Every line below that holds the string "JSON" should be copied out.
===== EXCERPTED DATA =====
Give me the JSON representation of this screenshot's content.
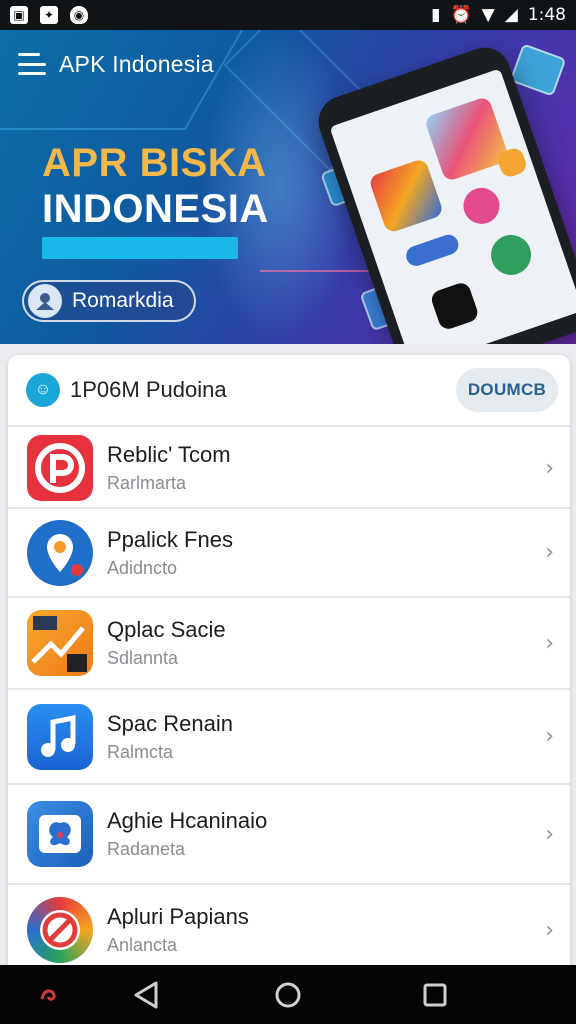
{
  "status_bar": {
    "time": "1:48",
    "left_icons": [
      "notification-icon",
      "app-icon",
      "shield-icon"
    ],
    "right_icons": [
      "sim-icon",
      "alarm-icon",
      "wifi-icon",
      "signal-icon"
    ]
  },
  "app_bar": {
    "title": "APK Indonesia"
  },
  "hero": {
    "title_line1": "APR BISKA",
    "title_line2": "INDONESIA",
    "chip_label": "Romarkdia"
  },
  "section": {
    "title": "1P06M Pudoina",
    "button_label": "DOUMCB"
  },
  "apps": [
    {
      "name": "Reblic' Tcom",
      "subtitle": "Rarlmarta",
      "icon": "app-icon-red-p"
    },
    {
      "name": "Ppalick Fnes",
      "subtitle": "Adidncto",
      "icon": "app-icon-blue-pin"
    },
    {
      "name": "Qplac Sacie",
      "subtitle": "Sdlannta",
      "icon": "app-icon-orange-chart"
    },
    {
      "name": "Spac Renain",
      "subtitle": "Ralmcta",
      "icon": "music-note-icon"
    },
    {
      "name": "Aghie Hcaninaio",
      "subtitle": "Radaneta",
      "icon": "app-icon-butterfly"
    },
    {
      "name": "Apluri Papians",
      "subtitle": "Anlancta",
      "icon": "app-icon-no-symbol"
    }
  ],
  "colors": {
    "accent": "#1aa7d8",
    "button_text": "#2a5f97"
  }
}
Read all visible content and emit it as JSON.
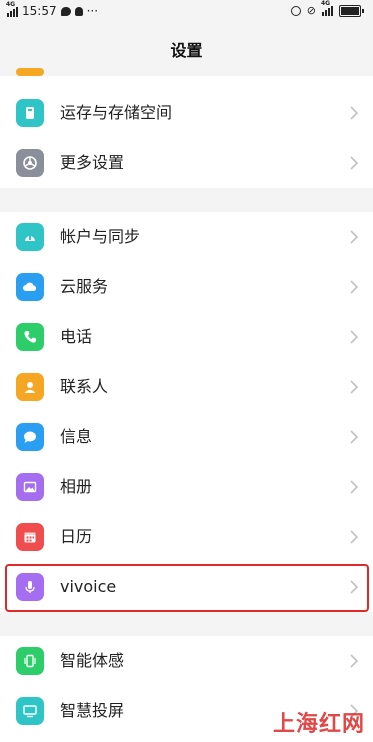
{
  "status_bar": {
    "network": "4G",
    "time": "15:57",
    "dots": "···",
    "network_right": "4G"
  },
  "header": {
    "title": "设置"
  },
  "groups": [
    {
      "items": [
        {
          "label": "运存与存储空间",
          "icon": "storage-icon",
          "color": "#2fc4c6"
        },
        {
          "label": "更多设置",
          "icon": "settings-gear-icon",
          "color": "#8a8f99"
        }
      ]
    },
    {
      "items": [
        {
          "label": "帐户与同步",
          "icon": "account-sync-icon",
          "color": "#2fc4c6"
        },
        {
          "label": "云服务",
          "icon": "cloud-icon",
          "color": "#2a9ff2"
        },
        {
          "label": "电话",
          "icon": "phone-icon",
          "color": "#2dce6a"
        },
        {
          "label": "联系人",
          "icon": "contacts-icon",
          "color": "#f5a623"
        },
        {
          "label": "信息",
          "icon": "message-icon",
          "color": "#2a9ff2"
        },
        {
          "label": "相册",
          "icon": "album-icon",
          "color": "#a56ef0"
        },
        {
          "label": "日历",
          "icon": "calendar-icon",
          "color": "#f04e4e"
        },
        {
          "label": "vivoice",
          "icon": "microphone-icon",
          "color": "#a56ef0"
        }
      ]
    },
    {
      "items": [
        {
          "label": "智能体感",
          "icon": "smart-motion-icon",
          "color": "#2dce6a"
        },
        {
          "label": "智慧投屏",
          "icon": "screen-cast-icon",
          "color": "#2fc4c6"
        }
      ]
    }
  ],
  "watermark": "上海红网"
}
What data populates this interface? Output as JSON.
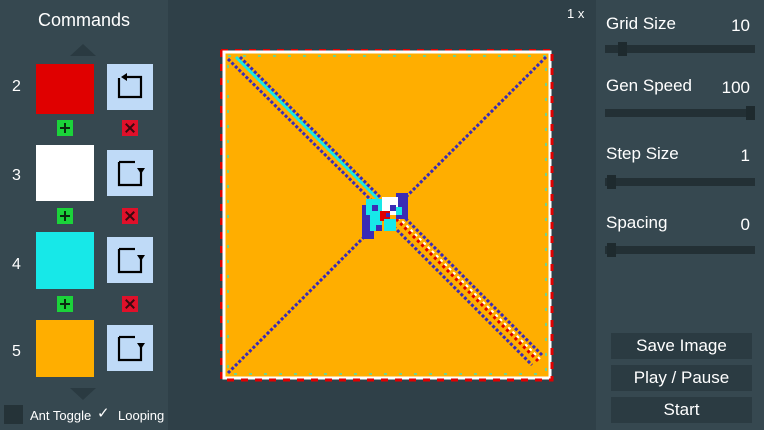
=====
EXPECTED ANSWER -
Give me the JSON representation of this screenshot's content.
Read all visible content and emit it as JSON.
What data populates this interface? Output as JSON.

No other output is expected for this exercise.